### Requirement
Copy out every line of the records where the string "Lancy" occurs.

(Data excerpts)
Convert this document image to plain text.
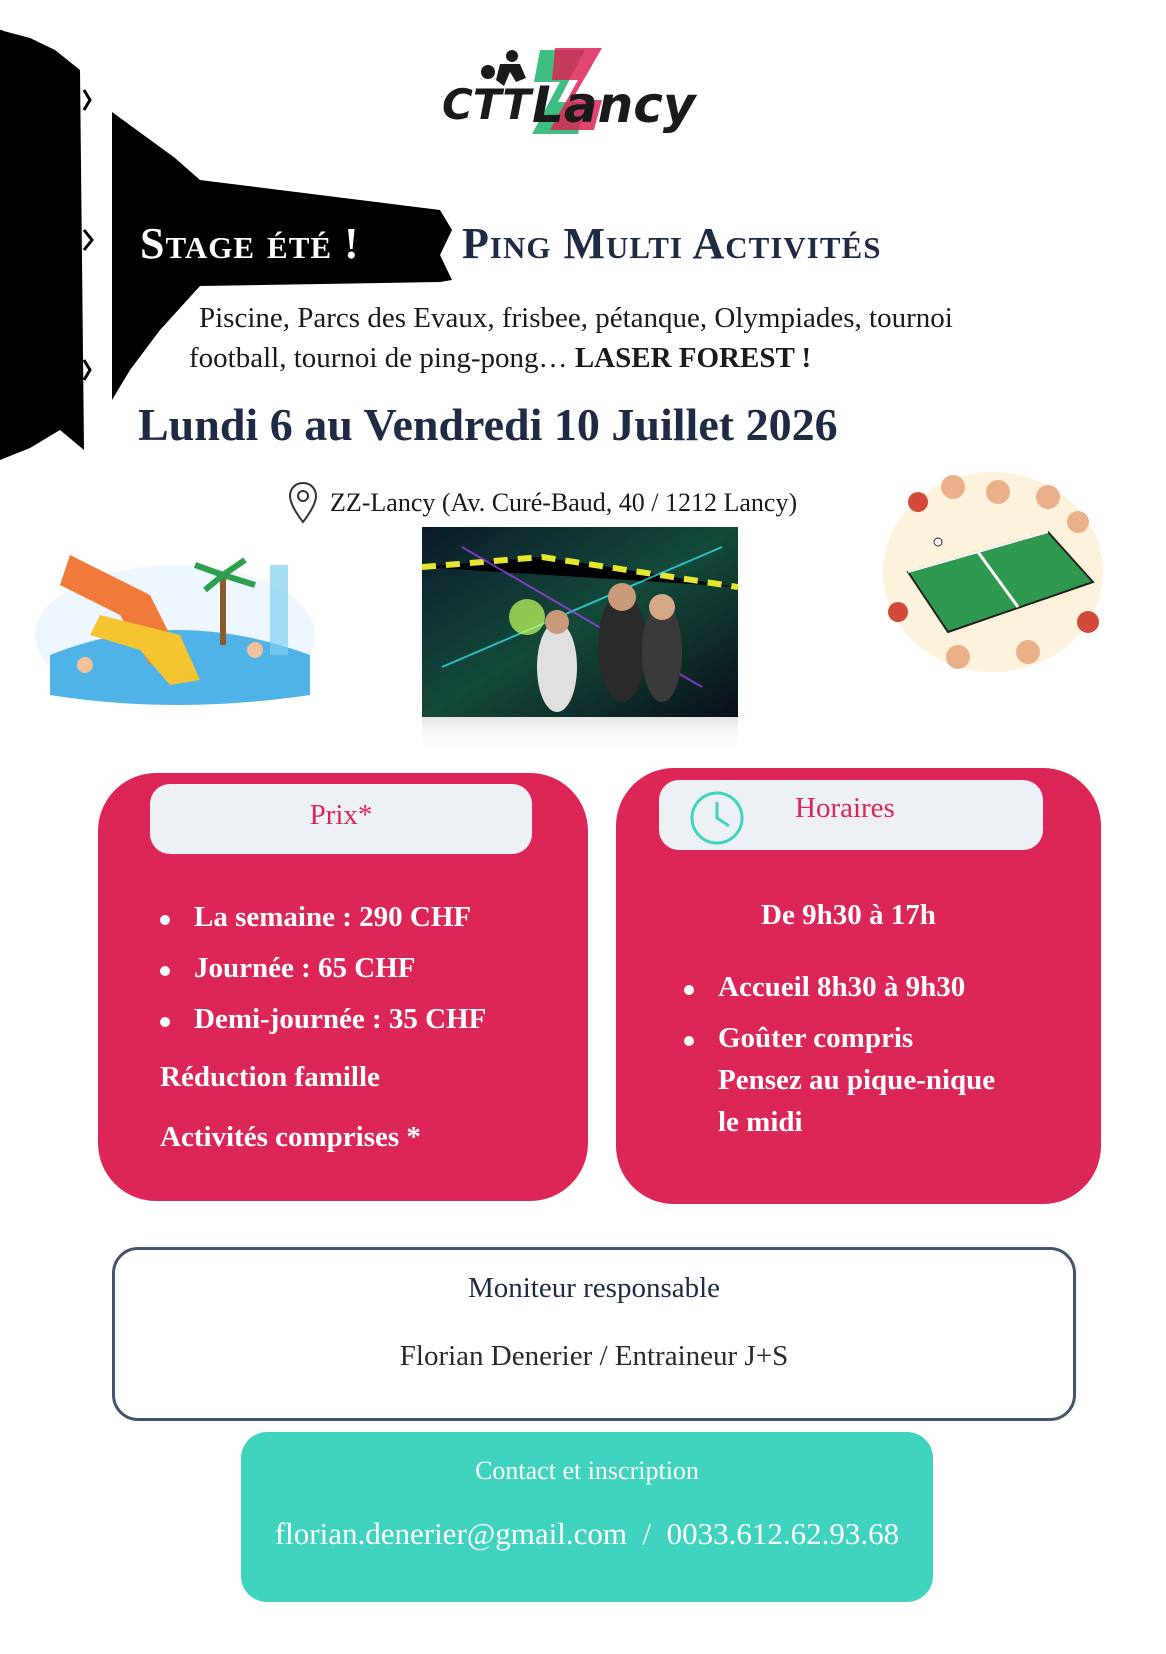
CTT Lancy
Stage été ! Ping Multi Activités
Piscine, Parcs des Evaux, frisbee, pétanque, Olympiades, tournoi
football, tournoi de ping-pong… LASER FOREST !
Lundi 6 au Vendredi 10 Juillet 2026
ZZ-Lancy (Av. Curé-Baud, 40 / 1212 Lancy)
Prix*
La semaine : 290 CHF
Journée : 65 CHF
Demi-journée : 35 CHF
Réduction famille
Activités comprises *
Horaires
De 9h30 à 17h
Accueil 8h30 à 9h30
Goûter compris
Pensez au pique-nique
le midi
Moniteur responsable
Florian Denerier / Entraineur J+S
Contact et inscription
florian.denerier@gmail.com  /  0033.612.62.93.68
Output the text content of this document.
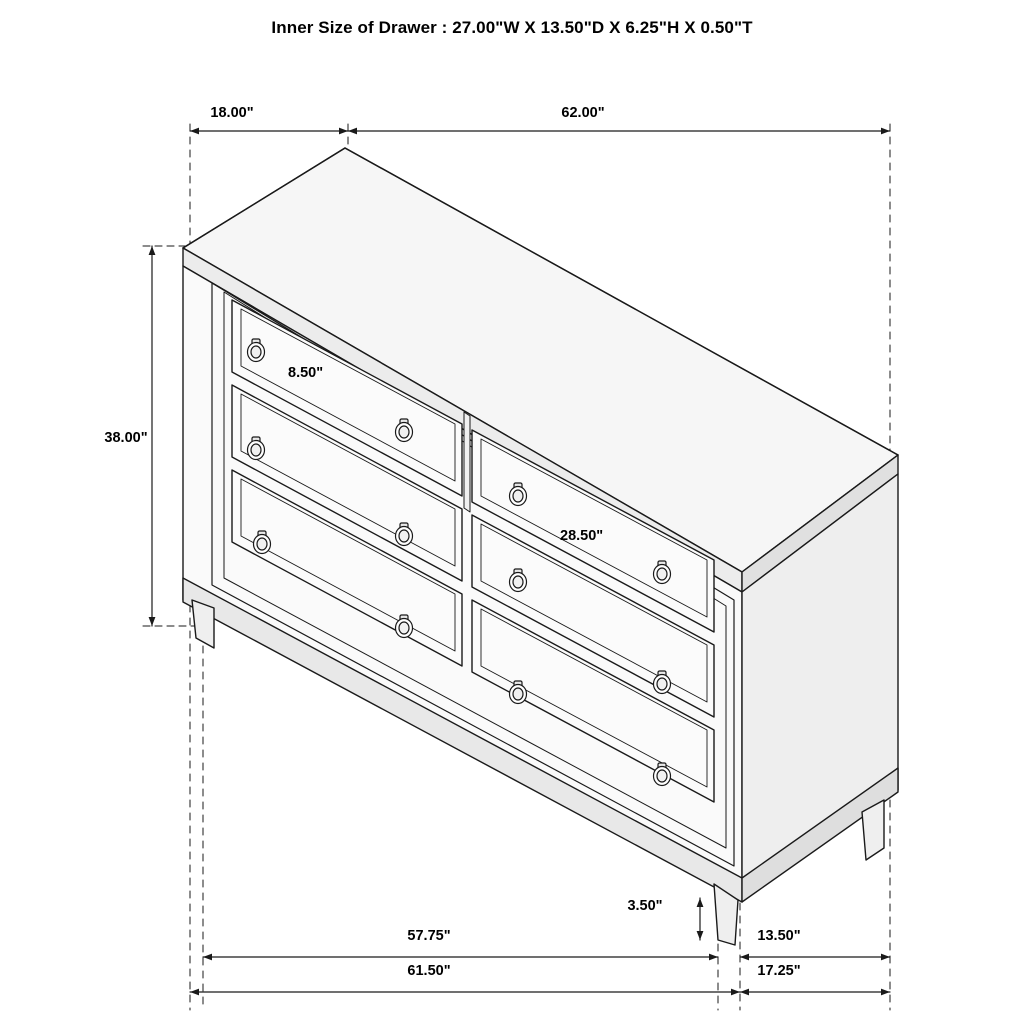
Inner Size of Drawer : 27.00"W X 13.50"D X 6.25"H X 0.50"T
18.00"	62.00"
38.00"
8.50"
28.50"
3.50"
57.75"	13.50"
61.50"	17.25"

### Solved problem
CTT Lancy
ZZ-Lancy (Av. Curé-Baud, 40 / 1212 Lancy)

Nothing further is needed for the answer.